### Excerpts from a figure dataset
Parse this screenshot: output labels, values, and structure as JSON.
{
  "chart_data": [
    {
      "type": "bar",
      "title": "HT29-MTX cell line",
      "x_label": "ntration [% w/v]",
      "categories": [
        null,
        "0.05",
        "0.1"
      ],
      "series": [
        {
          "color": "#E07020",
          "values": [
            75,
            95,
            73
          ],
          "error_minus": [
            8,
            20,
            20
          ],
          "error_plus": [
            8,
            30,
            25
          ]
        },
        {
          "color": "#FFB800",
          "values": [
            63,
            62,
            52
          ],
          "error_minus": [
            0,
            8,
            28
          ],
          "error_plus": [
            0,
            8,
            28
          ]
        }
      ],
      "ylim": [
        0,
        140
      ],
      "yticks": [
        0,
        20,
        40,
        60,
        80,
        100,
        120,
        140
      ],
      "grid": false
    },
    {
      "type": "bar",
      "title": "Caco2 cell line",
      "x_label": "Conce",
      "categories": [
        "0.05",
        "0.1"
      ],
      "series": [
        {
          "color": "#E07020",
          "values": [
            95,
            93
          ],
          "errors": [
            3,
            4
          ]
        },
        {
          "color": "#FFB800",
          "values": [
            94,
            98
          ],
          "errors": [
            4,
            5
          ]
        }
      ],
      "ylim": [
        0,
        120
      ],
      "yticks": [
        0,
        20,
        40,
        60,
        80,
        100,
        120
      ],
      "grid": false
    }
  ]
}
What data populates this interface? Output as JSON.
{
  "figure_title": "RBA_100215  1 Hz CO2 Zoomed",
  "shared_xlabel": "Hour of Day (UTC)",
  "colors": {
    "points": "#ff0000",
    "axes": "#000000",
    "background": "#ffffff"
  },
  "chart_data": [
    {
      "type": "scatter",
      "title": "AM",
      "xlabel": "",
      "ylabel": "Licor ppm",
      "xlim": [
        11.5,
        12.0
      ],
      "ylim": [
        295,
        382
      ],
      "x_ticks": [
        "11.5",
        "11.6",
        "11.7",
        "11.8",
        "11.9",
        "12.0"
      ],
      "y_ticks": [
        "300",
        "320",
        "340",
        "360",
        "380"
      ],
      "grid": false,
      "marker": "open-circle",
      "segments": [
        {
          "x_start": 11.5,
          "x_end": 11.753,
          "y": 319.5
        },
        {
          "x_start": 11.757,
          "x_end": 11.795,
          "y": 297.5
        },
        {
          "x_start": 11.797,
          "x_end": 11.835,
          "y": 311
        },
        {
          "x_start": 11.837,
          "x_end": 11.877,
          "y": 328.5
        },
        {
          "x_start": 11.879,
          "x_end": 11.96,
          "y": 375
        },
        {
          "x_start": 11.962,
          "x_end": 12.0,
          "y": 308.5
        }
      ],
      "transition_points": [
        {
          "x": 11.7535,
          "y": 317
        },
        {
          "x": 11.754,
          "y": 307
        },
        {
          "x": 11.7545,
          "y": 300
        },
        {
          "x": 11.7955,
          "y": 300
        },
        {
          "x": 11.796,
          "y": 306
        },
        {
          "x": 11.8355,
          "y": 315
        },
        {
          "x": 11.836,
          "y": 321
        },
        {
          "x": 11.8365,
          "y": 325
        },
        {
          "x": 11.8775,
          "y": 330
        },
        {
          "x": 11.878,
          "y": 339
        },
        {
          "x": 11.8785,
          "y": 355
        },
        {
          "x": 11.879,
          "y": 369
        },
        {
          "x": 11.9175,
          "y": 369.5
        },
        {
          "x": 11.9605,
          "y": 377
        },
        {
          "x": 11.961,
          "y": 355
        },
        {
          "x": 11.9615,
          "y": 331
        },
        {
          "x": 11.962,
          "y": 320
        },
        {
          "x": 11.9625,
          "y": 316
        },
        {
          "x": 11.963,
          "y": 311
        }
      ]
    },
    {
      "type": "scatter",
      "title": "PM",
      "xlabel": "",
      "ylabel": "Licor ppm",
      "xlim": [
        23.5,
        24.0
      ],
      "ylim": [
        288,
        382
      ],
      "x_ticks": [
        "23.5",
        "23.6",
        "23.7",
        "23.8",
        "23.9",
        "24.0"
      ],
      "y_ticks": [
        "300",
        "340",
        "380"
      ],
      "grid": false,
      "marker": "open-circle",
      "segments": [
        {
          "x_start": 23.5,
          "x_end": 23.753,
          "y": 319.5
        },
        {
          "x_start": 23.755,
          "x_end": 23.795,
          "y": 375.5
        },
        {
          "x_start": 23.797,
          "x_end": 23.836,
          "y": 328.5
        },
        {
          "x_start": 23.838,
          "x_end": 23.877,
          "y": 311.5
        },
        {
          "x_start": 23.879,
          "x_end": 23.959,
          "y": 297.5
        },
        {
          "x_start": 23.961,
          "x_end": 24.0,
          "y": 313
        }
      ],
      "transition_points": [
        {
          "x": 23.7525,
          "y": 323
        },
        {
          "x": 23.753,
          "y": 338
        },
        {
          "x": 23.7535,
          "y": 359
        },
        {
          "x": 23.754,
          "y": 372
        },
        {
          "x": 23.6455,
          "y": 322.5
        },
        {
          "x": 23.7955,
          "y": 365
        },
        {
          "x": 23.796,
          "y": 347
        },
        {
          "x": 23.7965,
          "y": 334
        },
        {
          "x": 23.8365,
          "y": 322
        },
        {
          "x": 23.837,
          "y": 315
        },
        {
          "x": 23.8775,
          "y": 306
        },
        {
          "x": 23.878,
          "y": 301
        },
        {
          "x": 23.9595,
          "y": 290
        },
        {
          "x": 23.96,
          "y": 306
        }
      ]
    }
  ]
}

### EXERCISE OBJECTIVE
From the records above, extract every entry exactly as given.

### SOLUTION FOR THIS PROBLEM
Parse this screenshot: output labels, values, and structure as JSON.
{
  "chart_data": [
    {
      "type": "bar",
      "title": "HT29-MTX cell line",
      "x_label": "ntration [% w/v]",
      "categories": [
        null,
        "0.05",
        "0.1"
      ],
      "series": [
        {
          "color": "#E07020",
          "values": [
            75,
            95,
            73
          ],
          "error_minus": [
            8,
            20,
            20
          ],
          "error_plus": [
            8,
            30,
            25
          ]
        },
        {
          "color": "#FFB800",
          "values": [
            63,
            62,
            52
          ],
          "error_minus": [
            0,
            8,
            28
          ],
          "error_plus": [
            0,
            8,
            28
          ]
        }
      ],
      "ylim": [
        0,
        140
      ],
      "yticks": [
        0,
        20,
        40,
        60,
        80,
        100,
        120,
        140
      ],
      "grid": false
    },
    {
      "type": "bar",
      "title": "Caco2 cell line",
      "x_label": "Conce",
      "categories": [
        "0.05",
        "0.1"
      ],
      "series": [
        {
          "color": "#E07020",
          "values": [
            95,
            93
          ],
          "errors": [
            3,
            4
          ]
        },
        {
          "color": "#FFB800",
          "values": [
            94,
            98
          ],
          "errors": [
            4,
            5
          ]
        }
      ],
      "ylim": [
        0,
        120
      ],
      "yticks": [
        0,
        20,
        40,
        60,
        80,
        100,
        120
      ],
      "grid": false
    }
  ]
}
What data populates this interface? Output as JSON.
{
  "figure_title": "RBA_100215  1 Hz CO2 Zoomed",
  "shared_xlabel": "Hour of Day (UTC)",
  "colors": {
    "points": "#ff0000",
    "axes": "#000000",
    "background": "#ffffff"
  },
  "chart_data": [
    {
      "type": "scatter",
      "title": "AM",
      "xlabel": "",
      "ylabel": "Licor ppm",
      "xlim": [
        11.5,
        12.0
      ],
      "ylim": [
        295,
        382
      ],
      "x_ticks": [
        "11.5",
        "11.6",
        "11.7",
        "11.8",
        "11.9",
        "12.0"
      ],
      "y_ticks": [
        "300",
        "320",
        "340",
        "360",
        "380"
      ],
      "grid": false,
      "marker": "open-circle",
      "segments": [
        {
          "x_start": 11.5,
          "x_end": 11.753,
          "y": 319.5
        },
        {
          "x_start": 11.757,
          "x_end": 11.795,
          "y": 297.5
        },
        {
          "x_start": 11.797,
          "x_end": 11.835,
          "y": 311
        },
        {
          "x_start": 11.837,
          "x_end": 11.877,
          "y": 328.5
        },
        {
          "x_start": 11.879,
          "x_end": 11.96,
          "y": 375
        },
        {
          "x_start": 11.962,
          "x_end": 12.0,
          "y": 308.5
        }
      ],
      "transition_points": [
        {
          "x": 11.7535,
          "y": 317
        },
        {
          "x": 11.754,
          "y": 307
        },
        {
          "x": 11.7545,
          "y": 300
        },
        {
          "x": 11.7955,
          "y": 300
        },
        {
          "x": 11.796,
          "y": 306
        },
        {
          "x": 11.8355,
          "y": 315
        },
        {
          "x": 11.836,
          "y": 321
        },
        {
          "x": 11.8365,
          "y": 325
        },
        {
          "x": 11.8775,
          "y": 330
        },
        {
          "x": 11.878,
          "y": 339
        },
        {
          "x": 11.8785,
          "y": 355
        },
        {
          "x": 11.879,
          "y": 369
        },
        {
          "x": 11.9175,
          "y": 369.5
        },
        {
          "x": 11.9605,
          "y": 377
        },
        {
          "x": 11.961,
          "y": 355
        },
        {
          "x": 11.9615,
          "y": 331
        },
        {
          "x": 11.962,
          "y": 320
        },
        {
          "x": 11.9625,
          "y": 316
        },
        {
          "x": 11.963,
          "y": 311
        }
      ]
    },
    {
      "type": "scatter",
      "title": "PM",
      "xlabel": "",
      "ylabel": "Licor ppm",
      "xlim": [
        23.5,
        24.0
      ],
      "ylim": [
        288,
        382
      ],
      "x_ticks": [
        "23.5",
        "23.6",
        "23.7",
        "23.8",
        "23.9",
        "24.0"
      ],
      "y_ticks": [
        "300",
        "340",
        "380"
      ],
      "grid": false,
      "marker": "open-circle",
      "segments": [
        {
          "x_start": 23.5,
          "x_end": 23.753,
          "y": 319.5
        },
        {
          "x_start": 23.755,
          "x_end": 23.795,
          "y": 375.5
        },
        {
          "x_start": 23.797,
          "x_end": 23.836,
          "y": 328.5
        },
        {
          "x_start": 23.838,
          "x_end": 23.877,
          "y": 311.5
        },
        {
          "x_start": 23.879,
          "x_end": 23.959,
          "y": 297.5
        },
        {
          "x_start": 23.961,
          "x_end": 24.0,
          "y": 313
        }
      ],
      "transition_points": [
        {
          "x": 23.7525,
          "y": 323
        },
        {
          "x": 23.753,
          "y": 338
        },
        {
          "x": 23.7535,
          "y": 359
        },
        {
          "x": 23.754,
          "y": 372
        },
        {
          "x": 23.6455,
          "y": 322.5
        },
        {
          "x": 23.7955,
          "y": 365
        },
        {
          "x": 23.796,
          "y": 347
        },
        {
          "x": 23.7965,
          "y": 334
        },
        {
          "x": 23.8365,
          "y": 322
        },
        {
          "x": 23.837,
          "y": 315
        },
        {
          "x": 23.8775,
          "y": 306
        },
        {
          "x": 23.878,
          "y": 301
        },
        {
          "x": 23.9595,
          "y": 290
        },
        {
          "x": 23.96,
          "y": 306
        }
      ]
    }
  ]
}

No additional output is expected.